** Begin The records **

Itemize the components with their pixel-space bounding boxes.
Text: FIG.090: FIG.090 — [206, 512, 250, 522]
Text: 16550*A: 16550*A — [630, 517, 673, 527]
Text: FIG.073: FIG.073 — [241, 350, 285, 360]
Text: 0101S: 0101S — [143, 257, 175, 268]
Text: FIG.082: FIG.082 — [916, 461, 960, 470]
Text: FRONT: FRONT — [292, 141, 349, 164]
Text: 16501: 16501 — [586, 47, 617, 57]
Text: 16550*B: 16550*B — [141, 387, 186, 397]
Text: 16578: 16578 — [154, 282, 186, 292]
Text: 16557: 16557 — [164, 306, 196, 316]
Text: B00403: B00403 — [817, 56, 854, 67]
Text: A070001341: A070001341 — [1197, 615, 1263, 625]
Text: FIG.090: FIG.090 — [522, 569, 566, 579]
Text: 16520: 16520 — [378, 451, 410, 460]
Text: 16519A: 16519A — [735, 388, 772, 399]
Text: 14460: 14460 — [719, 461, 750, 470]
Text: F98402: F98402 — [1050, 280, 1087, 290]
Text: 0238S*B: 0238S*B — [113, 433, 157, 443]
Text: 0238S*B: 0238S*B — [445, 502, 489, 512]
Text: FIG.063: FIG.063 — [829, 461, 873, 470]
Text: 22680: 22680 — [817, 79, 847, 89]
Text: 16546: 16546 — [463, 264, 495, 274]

** End The records **

Put every line of the records into a JSON list of strings, one string per line, leaving out any blank lines.

Result of the task:
[
  "Itemize the components with their pixel-space bounding boxes.",
  "Text: FIG.090: FIG.090 — [206, 512, 250, 522]",
  "Text: 16550*A: 16550*A — [630, 517, 673, 527]",
  "Text: FIG.073: FIG.073 — [241, 350, 285, 360]",
  "Text: 0101S: 0101S — [143, 257, 175, 268]",
  "Text: FIG.082: FIG.082 — [916, 461, 960, 470]",
  "Text: FRONT: FRONT — [292, 141, 349, 164]",
  "Text: 16501: 16501 — [586, 47, 617, 57]",
  "Text: 16550*B: 16550*B — [141, 387, 186, 397]",
  "Text: 16578: 16578 — [154, 282, 186, 292]",
  "Text: 16557: 16557 — [164, 306, 196, 316]",
  "Text: B00403: B00403 — [817, 56, 854, 67]",
  "Text: A070001341: A070001341 — [1197, 615, 1263, 625]",
  "Text: FIG.090: FIG.090 — [522, 569, 566, 579]",
  "Text: 16520: 16520 — [378, 451, 410, 460]",
  "Text: 16519A: 16519A — [735, 388, 772, 399]",
  "Text: 14460: 14460 — [719, 461, 750, 470]",
  "Text: F98402: F98402 — [1050, 280, 1087, 290]",
  "Text: 0238S*B: 0238S*B — [113, 433, 157, 443]",
  "Text: 0238S*B: 0238S*B — [445, 502, 489, 512]",
  "Text: FIG.063: FIG.063 — [829, 461, 873, 470]",
  "Text: 22680: 22680 — [817, 79, 847, 89]",
  "Text: 16546: 16546 — [463, 264, 495, 274]"
]